WORK INSTRUCTIONS »
**1.** Which Python built-in functions are called in the code of the forum thread about removing zeros from a list?
**2.** Write what comes next after the final line of the forum thread about removing zeros from a Python list.

READING PASSAGE »
******
However, I have loop termination condition i < len(l). Then why I am getting such error?
You are reducing the length of your list l as you iterate over it, so as you approach the end of your indices in the range statement, some of those indices are no longer valid.
It looks like what you want to do is:
l = [x for x in l if x != 0]
which will return a copy of l without any of the elements that were zero (that operation is called a list comprehension, by the way). You could even shorten that last part to just if x, since non-zero numbers evaluate to True.
There is no such thing as a loop termination condition of i < len(l), in the way you've written the code, because len(l) is precalculated before the loop, not re-evaluated on each iteration. You could write it in such a way, however:
i = 0
while i < len(l):
if l[i] == 0:
l.pop(i)
else:
i += 1
The expression len(l) is evaluated only one time, at the moment the range() builtin is evaluated. The range object constructed at that time does not change; it can't possibly know anything about the object l.
P.S. l is a lousy name for a value! It looks like the numeral 1, or the capital letter I.
You're changing the size of the list while iterating over it, which is probably not what you want and is the cause of your error.
Edit: As others have answered and commented, list comprehensions are better as a first choice and especially so in response to this question. I offered this as an alternative for that reason, and while not the best answer, it still solves the problem.
So on that note, you could also use filter, which allows you to call a function to evaluate the items in the list you don't want.
Example:
>>> l = [1,2,3,0,0,1]
>>> filter(lambda x: x > 0, l)
[1, 2, 3]
Live and learn. Simple is better, except when you need things to be complex.
What Mark Rushakoff said is true, but if you iterate in the opposite direction, it is possible to remove elements from the list in the for-loop as well. E.g.,
x = [1,2,3,0,0,1]
for i in range(len(x)-1, -1, -1):
if x[i] == 0:
x.pop(i)
It's like a tall building that falls from top to bottom: even if it is in the middle of collapse, you still can "enter" into it and visit yet-to-be-collapsed floors.
I think the best way to solve this problem is:
l = [1, 2, 3, 0, 0, 1]
while 0 in l:
l.remove(0)
Instead of iterating over list I remove 0 until there aren't any 0 in list
List comprehension will lead you to a solution.
But the right way to copy a object in python is using python module copy - Shallow and deep copy operations.
l=[1,2,3,0,0,1]
for i in range(0,len(l)):
if l[i]==0:
l.pop(i)
If instead of this,
import copy
l=[1,2,3,0,0,1]
duplicate_l = copy.copy(l)
for i in range(0,len(l)):
if l[i]==0:
m.remove(i)
l = m
Then, your own code would have worked.
******
DATA PROVIDED »
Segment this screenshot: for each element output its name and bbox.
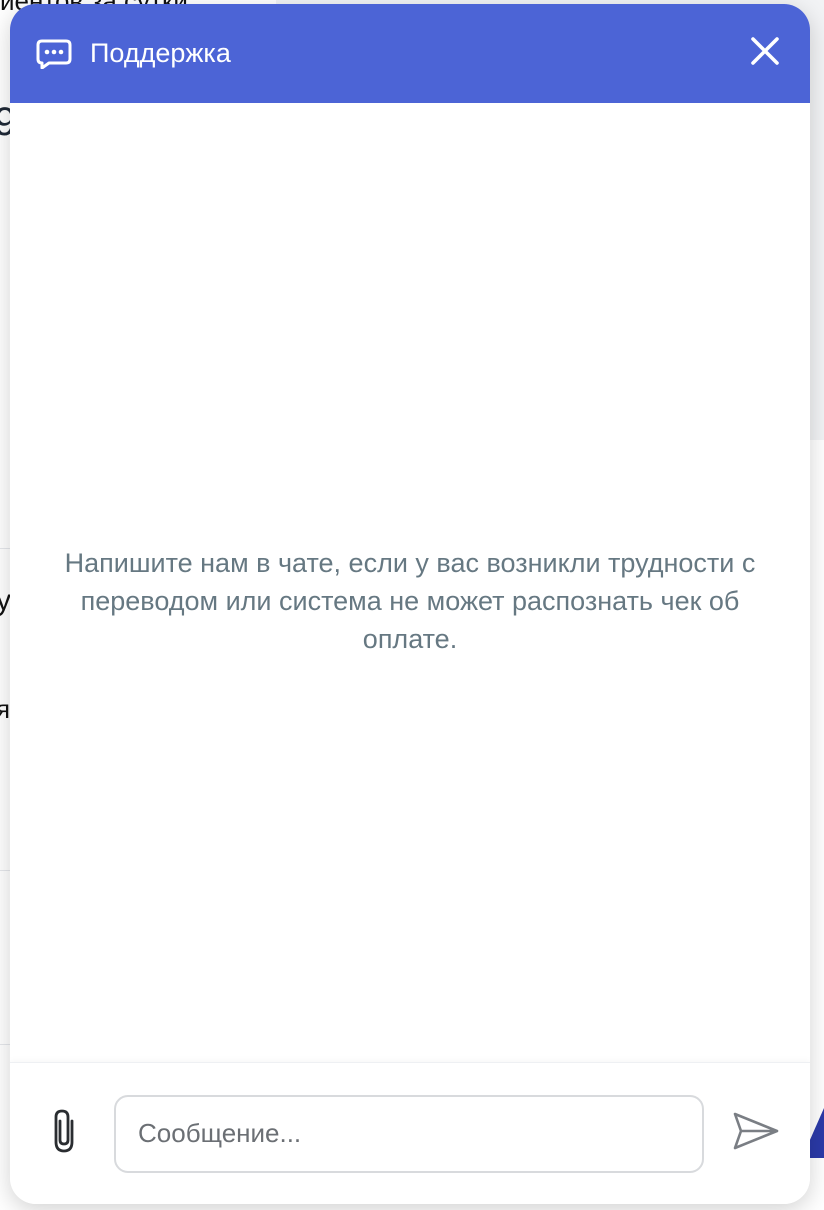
******
ANSWER LIST »
**1.** len, range, filter

**2.**
But for optimization, list comprehension is a good solution.
The problem was that you attempted to modify the list you were referencing within the loop that used the list len(). When you remove the item from the list, then the new len() is calculated on the next loop.
For example, after the first run, when you removed (i) using l.pop(i), that happened successfully but on the next loop the length of the list has changed so all index numbers have been shifted. To a certain point the loop attempts to run over a shorted list throwing the error.
Doing this outside the loop works, however it would be better to build and new list by first declaring and empty list before the loop, and later within the loop append everything you want to keep to the new list.
For those of you who may have come to the same problem.
I am using python 3.3.5. The above solution of using while loop did not work for me. Even if i put print (i) after len(l) it gave me an error. I ran the same code in command line (shell)[ window that pops up when we run a function] it runs without error. What i did was calculated len(l) outside the function in main program and passed the length as a parameter. It worked. Python is weird sometimes.
I think most solutions talk here about List Comprehension, but if you'd like to perform in place deletion and keep the space complexity to O(1); The solution is:
i = 0
for j in range(len(arr)):
if (arr[j] != 0):
arr[i] = arr[j]
i +=1
arr = arr[:i]
x=[]
x = [int(i) for i in input().split()]
i = 0
while i < len(x):
print(x[i])
if(x[i]%5)==0:
del x[i]
else:
i += 1
print(*x)
Code:
while True:
n += 1
try:
DATA[n]['message']['text']
except:
key = DATA[n-1]['message']['text']
break
Console :
Traceback (most recent call last):
File "botnet.py", line 82, in <module>
key =DATA[n-1]['message']['text']
IndexError: list index out of range
I recently had a similar problem and I found that I need to decrease the list index by one.
So instead of:
if l[i]==0:
You can try:
if l[i-1]==0:
Because the list indices start at 0 and your range will go just one above that.